Problem description:
Extract, exactly and without pictures, every line from the one that includes "Transcribe the text in this document." through the final line of the material below.

The input:
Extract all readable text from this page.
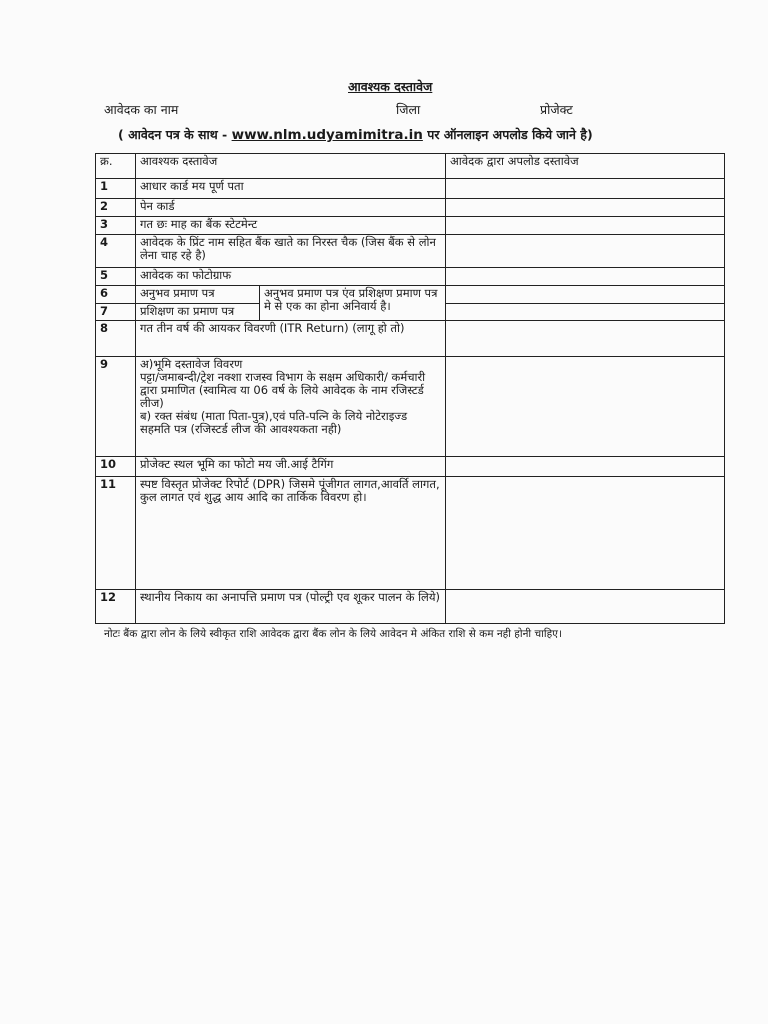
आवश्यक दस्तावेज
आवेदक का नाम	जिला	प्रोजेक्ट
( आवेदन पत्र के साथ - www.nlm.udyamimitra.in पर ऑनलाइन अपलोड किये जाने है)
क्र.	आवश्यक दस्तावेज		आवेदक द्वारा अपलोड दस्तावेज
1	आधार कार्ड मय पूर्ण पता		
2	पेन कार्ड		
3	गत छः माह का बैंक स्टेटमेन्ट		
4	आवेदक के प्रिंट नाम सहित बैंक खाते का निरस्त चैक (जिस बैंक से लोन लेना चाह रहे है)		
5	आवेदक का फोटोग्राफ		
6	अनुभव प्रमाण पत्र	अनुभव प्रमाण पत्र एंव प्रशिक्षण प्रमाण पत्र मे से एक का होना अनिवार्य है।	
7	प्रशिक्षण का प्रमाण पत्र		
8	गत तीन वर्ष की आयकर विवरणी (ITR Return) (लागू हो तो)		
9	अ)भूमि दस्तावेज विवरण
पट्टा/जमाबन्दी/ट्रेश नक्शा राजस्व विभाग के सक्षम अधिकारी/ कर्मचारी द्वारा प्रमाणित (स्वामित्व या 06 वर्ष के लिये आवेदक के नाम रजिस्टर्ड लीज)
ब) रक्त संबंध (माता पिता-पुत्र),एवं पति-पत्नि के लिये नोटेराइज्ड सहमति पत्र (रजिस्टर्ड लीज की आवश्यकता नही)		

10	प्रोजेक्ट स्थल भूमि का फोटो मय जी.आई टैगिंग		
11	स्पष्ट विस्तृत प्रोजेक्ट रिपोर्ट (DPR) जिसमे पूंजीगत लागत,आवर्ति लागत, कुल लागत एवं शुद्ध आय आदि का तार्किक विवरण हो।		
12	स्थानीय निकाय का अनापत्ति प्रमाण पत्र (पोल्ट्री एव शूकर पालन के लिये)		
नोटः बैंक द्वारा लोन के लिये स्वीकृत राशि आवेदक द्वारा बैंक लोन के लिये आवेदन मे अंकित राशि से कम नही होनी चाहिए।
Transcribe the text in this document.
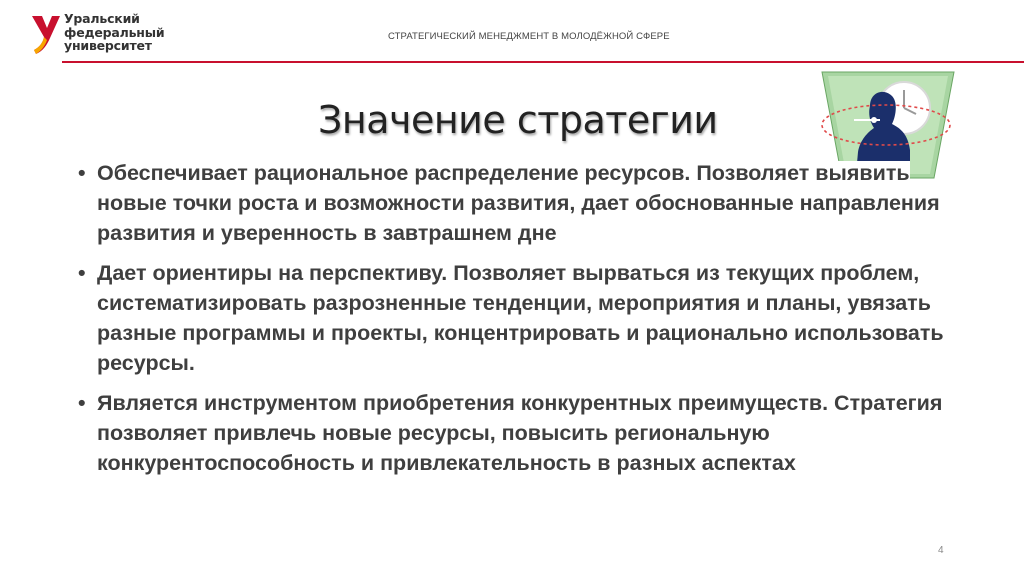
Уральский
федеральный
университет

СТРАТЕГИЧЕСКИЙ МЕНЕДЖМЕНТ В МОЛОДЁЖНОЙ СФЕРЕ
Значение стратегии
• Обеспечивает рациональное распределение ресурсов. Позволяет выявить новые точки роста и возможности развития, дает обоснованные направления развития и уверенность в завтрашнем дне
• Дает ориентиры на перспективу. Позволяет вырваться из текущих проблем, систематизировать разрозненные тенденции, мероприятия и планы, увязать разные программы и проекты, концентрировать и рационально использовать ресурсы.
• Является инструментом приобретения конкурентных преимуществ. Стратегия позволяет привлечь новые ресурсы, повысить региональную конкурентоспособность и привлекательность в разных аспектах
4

Exercise solution:
Transcribe the text in this document.
Уральский
федеральный
университет

СТРАТЕГИЧЕСКИЙ МЕНЕДЖМЕНТ В МОЛОДЁЖНОЙ СФЕРЕ
Значение стратегии
• Обеспечивает рациональное распределение ресурсов. Позволяет выявить новые точки роста и возможности развития, дает обоснованные направления развития и уверенность в завтрашнем дне
• Дает ориентиры на перспективу. Позволяет вырваться из текущих проблем, систематизировать разрозненные тенденции, мероприятия и планы, увязать разные программы и проекты, концентрировать и рационально использовать ресурсы.
• Является инструментом приобретения конкурентных преимуществ. Стратегия позволяет привлечь новые ресурсы, повысить региональную конкурентоспособность и привлекательность в разных аспектах
4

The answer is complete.